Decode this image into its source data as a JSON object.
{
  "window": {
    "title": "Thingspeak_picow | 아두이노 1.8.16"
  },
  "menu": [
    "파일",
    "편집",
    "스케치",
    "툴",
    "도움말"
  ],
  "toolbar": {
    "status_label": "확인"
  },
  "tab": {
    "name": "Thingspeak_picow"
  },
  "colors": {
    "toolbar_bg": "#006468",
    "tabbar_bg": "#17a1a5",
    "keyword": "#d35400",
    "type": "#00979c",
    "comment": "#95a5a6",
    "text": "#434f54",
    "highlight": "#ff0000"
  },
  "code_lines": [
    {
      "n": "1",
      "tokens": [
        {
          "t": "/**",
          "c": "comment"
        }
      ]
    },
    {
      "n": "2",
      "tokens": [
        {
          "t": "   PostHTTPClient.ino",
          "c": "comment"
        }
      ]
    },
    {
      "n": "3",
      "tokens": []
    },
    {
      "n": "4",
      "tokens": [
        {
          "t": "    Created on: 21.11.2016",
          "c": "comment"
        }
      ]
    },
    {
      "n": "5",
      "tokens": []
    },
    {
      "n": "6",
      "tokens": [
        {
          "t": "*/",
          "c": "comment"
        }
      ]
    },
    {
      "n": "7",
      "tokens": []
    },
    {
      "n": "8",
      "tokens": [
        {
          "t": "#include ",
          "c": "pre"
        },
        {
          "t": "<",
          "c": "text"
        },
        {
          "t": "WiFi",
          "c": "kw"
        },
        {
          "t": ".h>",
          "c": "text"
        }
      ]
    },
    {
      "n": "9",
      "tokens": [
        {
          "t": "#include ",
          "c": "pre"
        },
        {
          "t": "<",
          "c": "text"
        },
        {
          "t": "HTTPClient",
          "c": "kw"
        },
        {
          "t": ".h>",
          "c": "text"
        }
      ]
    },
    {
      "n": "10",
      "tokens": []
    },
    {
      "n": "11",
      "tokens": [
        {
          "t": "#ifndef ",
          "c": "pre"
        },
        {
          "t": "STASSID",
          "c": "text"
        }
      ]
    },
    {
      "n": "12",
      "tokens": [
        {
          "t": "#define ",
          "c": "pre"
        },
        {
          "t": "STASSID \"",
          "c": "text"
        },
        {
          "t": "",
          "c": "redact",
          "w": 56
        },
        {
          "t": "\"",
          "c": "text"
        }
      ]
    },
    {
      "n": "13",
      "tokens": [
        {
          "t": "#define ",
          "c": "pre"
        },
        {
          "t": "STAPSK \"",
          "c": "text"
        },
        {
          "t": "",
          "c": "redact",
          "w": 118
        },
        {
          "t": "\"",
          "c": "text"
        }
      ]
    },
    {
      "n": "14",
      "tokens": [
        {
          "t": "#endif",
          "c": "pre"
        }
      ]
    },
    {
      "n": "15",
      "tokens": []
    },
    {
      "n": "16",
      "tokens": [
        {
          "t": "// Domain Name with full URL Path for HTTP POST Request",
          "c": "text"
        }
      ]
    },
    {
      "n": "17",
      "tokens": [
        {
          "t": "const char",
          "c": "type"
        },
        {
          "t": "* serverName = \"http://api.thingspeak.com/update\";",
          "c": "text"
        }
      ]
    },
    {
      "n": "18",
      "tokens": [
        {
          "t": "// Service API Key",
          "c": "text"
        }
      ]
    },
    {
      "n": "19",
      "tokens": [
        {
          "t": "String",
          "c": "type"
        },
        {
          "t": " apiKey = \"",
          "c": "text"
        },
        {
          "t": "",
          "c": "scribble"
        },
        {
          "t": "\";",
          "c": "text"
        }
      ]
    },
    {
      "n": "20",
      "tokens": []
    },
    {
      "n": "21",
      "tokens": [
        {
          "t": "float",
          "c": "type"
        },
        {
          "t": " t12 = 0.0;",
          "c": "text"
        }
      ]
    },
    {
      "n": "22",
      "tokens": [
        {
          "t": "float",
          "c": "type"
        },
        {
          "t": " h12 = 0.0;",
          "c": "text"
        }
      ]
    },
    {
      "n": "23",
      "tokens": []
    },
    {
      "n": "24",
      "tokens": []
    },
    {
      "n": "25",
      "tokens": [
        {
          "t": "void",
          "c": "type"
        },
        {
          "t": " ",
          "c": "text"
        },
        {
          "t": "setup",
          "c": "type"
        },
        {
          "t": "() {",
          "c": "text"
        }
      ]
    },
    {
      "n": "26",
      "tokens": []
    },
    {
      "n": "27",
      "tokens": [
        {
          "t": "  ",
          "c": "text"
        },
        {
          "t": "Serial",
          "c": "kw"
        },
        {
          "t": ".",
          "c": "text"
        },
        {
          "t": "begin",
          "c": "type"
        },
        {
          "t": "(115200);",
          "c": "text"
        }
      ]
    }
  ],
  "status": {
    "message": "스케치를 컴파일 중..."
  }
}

Instructions to follow →
The records above must be output exactly, in full.

Correct response →
Decode this image into its source data as a JSON object.
{
  "window": {
    "title": "Thingspeak_picow | 아두이노 1.8.16"
  },
  "menu": [
    "파일",
    "편집",
    "스케치",
    "툴",
    "도움말"
  ],
  "toolbar": {
    "status_label": "확인"
  },
  "tab": {
    "name": "Thingspeak_picow"
  },
  "colors": {
    "toolbar_bg": "#006468",
    "tabbar_bg": "#17a1a5",
    "keyword": "#d35400",
    "type": "#00979c",
    "comment": "#95a5a6",
    "text": "#434f54",
    "highlight": "#ff0000"
  },
  "code_lines": [
    {
      "n": "1",
      "tokens": [
        {
          "t": "/**",
          "c": "comment"
        }
      ]
    },
    {
      "n": "2",
      "tokens": [
        {
          "t": "   PostHTTPClient.ino",
          "c": "comment"
        }
      ]
    },
    {
      "n": "3",
      "tokens": []
    },
    {
      "n": "4",
      "tokens": [
        {
          "t": "    Created on: 21.11.2016",
          "c": "comment"
        }
      ]
    },
    {
      "n": "5",
      "tokens": []
    },
    {
      "n": "6",
      "tokens": [
        {
          "t": "*/",
          "c": "comment"
        }
      ]
    },
    {
      "n": "7",
      "tokens": []
    },
    {
      "n": "8",
      "tokens": [
        {
          "t": "#include ",
          "c": "pre"
        },
        {
          "t": "<",
          "c": "text"
        },
        {
          "t": "WiFi",
          "c": "kw"
        },
        {
          "t": ".h>",
          "c": "text"
        }
      ]
    },
    {
      "n": "9",
      "tokens": [
        {
          "t": "#include ",
          "c": "pre"
        },
        {
          "t": "<",
          "c": "text"
        },
        {
          "t": "HTTPClient",
          "c": "kw"
        },
        {
          "t": ".h>",
          "c": "text"
        }
      ]
    },
    {
      "n": "10",
      "tokens": []
    },
    {
      "n": "11",
      "tokens": [
        {
          "t": "#ifndef ",
          "c": "pre"
        },
        {
          "t": "STASSID",
          "c": "text"
        }
      ]
    },
    {
      "n": "12",
      "tokens": [
        {
          "t": "#define ",
          "c": "pre"
        },
        {
          "t": "STASSID \"",
          "c": "text"
        },
        {
          "t": "",
          "c": "redact",
          "w": 56
        },
        {
          "t": "\"",
          "c": "text"
        }
      ]
    },
    {
      "n": "13",
      "tokens": [
        {
          "t": "#define ",
          "c": "pre"
        },
        {
          "t": "STAPSK \"",
          "c": "text"
        },
        {
          "t": "",
          "c": "redact",
          "w": 118
        },
        {
          "t": "\"",
          "c": "text"
        }
      ]
    },
    {
      "n": "14",
      "tokens": [
        {
          "t": "#endif",
          "c": "pre"
        }
      ]
    },
    {
      "n": "15",
      "tokens": []
    },
    {
      "n": "16",
      "tokens": [
        {
          "t": "// Domain Name with full URL Path for HTTP POST Request",
          "c": "text"
        }
      ]
    },
    {
      "n": "17",
      "tokens": [
        {
          "t": "const char",
          "c": "type"
        },
        {
          "t": "* serverName = \"http://api.thingspeak.com/update\";",
          "c": "text"
        }
      ]
    },
    {
      "n": "18",
      "tokens": [
        {
          "t": "// Service API Key",
          "c": "text"
        }
      ]
    },
    {
      "n": "19",
      "tokens": [
        {
          "t": "String",
          "c": "type"
        },
        {
          "t": " apiKey = \"",
          "c": "text"
        },
        {
          "t": "",
          "c": "scribble"
        },
        {
          "t": "\";",
          "c": "text"
        }
      ]
    },
    {
      "n": "20",
      "tokens": []
    },
    {
      "n": "21",
      "tokens": [
        {
          "t": "float",
          "c": "type"
        },
        {
          "t": " t12 = 0.0;",
          "c": "text"
        }
      ]
    },
    {
      "n": "22",
      "tokens": [
        {
          "t": "float",
          "c": "type"
        },
        {
          "t": " h12 = 0.0;",
          "c": "text"
        }
      ]
    },
    {
      "n": "23",
      "tokens": []
    },
    {
      "n": "24",
      "tokens": []
    },
    {
      "n": "25",
      "tokens": [
        {
          "t": "void",
          "c": "type"
        },
        {
          "t": " ",
          "c": "text"
        },
        {
          "t": "setup",
          "c": "type"
        },
        {
          "t": "() {",
          "c": "text"
        }
      ]
    },
    {
      "n": "26",
      "tokens": []
    },
    {
      "n": "27",
      "tokens": [
        {
          "t": "  ",
          "c": "text"
        },
        {
          "t": "Serial",
          "c": "kw"
        },
        {
          "t": ".",
          "c": "text"
        },
        {
          "t": "begin",
          "c": "type"
        },
        {
          "t": "(115200);",
          "c": "text"
        }
      ]
    }
  ],
  "status": {
    "message": "스케치를 컴파일 중..."
  }
}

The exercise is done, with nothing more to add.